- _TASK TO CARRY OUT_
Would you quote every entry exactly, dropping only the pictures?

DATA ENTRIES start

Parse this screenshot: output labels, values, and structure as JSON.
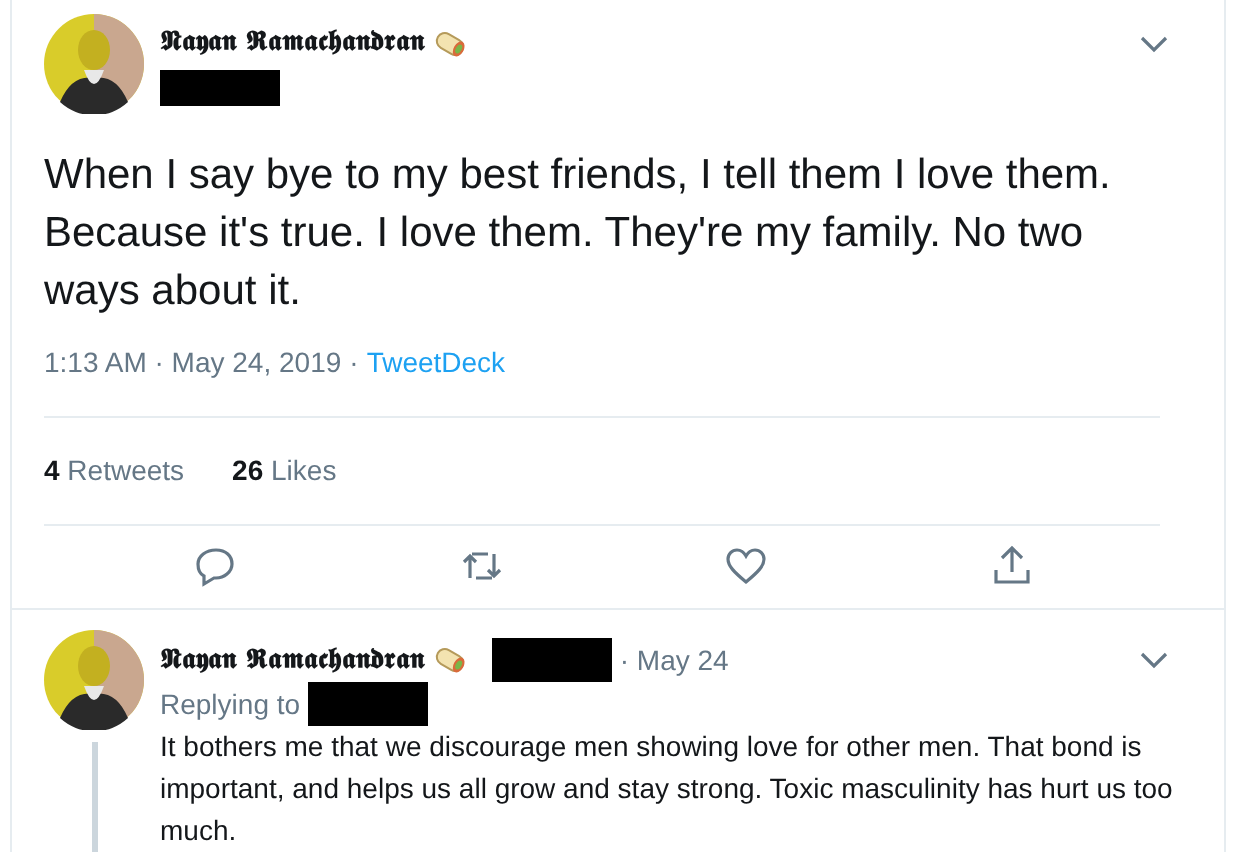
{
  "tweet": {
    "author": "𝕹𝖆𝖞𝖆𝖓 𝕽𝖆𝖒𝖆𝖈𝖍𝖆𝖓𝖉𝖗𝖆𝖓",
    "text": "When I say bye to my best friends, I tell them I love them. Because it's true. I love them. They're my family. No two ways about it.",
    "time": "1:13 AM · May 24, 2019",
    "separator": "·",
    "source": "TweetDeck",
    "stats": [
      {
        "count": "4",
        "label": "Retweets"
      },
      {
        "count": "26",
        "label": "Likes"
      }
    ],
    "actions": [
      {
        "kind": "reply"
      },
      {
        "kind": "retweet"
      },
      {
        "kind": "like"
      },
      {
        "kind": "share"
      }
    ]
  },
  "reply": {
    "author": "𝕹𝖆𝖞𝖆𝖓 𝕽𝖆𝖒𝖆𝖈𝖍𝖆𝖓𝖉𝖗𝖆𝖓",
    "date": "· May 24",
    "replying_to": "Replying to",
    "text": "It bothers me that we discourage men showing love for other men. That bond is important, and helps us all grow and stay strong. Toxic masculinity has hurt us too much."
  }
}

DATA ENTRIES end

- _EXERCISE RESPONSE_
Parse this screenshot: output labels, values, and structure as JSON.
{
  "tweet": {
    "author": "𝕹𝖆𝖞𝖆𝖓 𝕽𝖆𝖒𝖆𝖈𝖍𝖆𝖓𝖉𝖗𝖆𝖓",
    "text": "When I say bye to my best friends, I tell them I love them. Because it's true. I love them. They're my family. No two ways about it.",
    "time": "1:13 AM · May 24, 2019",
    "separator": "·",
    "source": "TweetDeck",
    "stats": [
      {
        "count": "4",
        "label": "Retweets"
      },
      {
        "count": "26",
        "label": "Likes"
      }
    ],
    "actions": [
      {
        "kind": "reply"
      },
      {
        "kind": "retweet"
      },
      {
        "kind": "like"
      },
      {
        "kind": "share"
      }
    ]
  },
  "reply": {
    "author": "𝕹𝖆𝖞𝖆𝖓 𝕽𝖆𝖒𝖆𝖈𝖍𝖆𝖓𝖉𝖗𝖆𝖓",
    "date": "· May 24",
    "replying_to": "Replying to",
    "text": "It bothers me that we discourage men showing love for other men. That bond is important, and helps us all grow and stay strong. Toxic masculinity has hurt us too much."
  }
}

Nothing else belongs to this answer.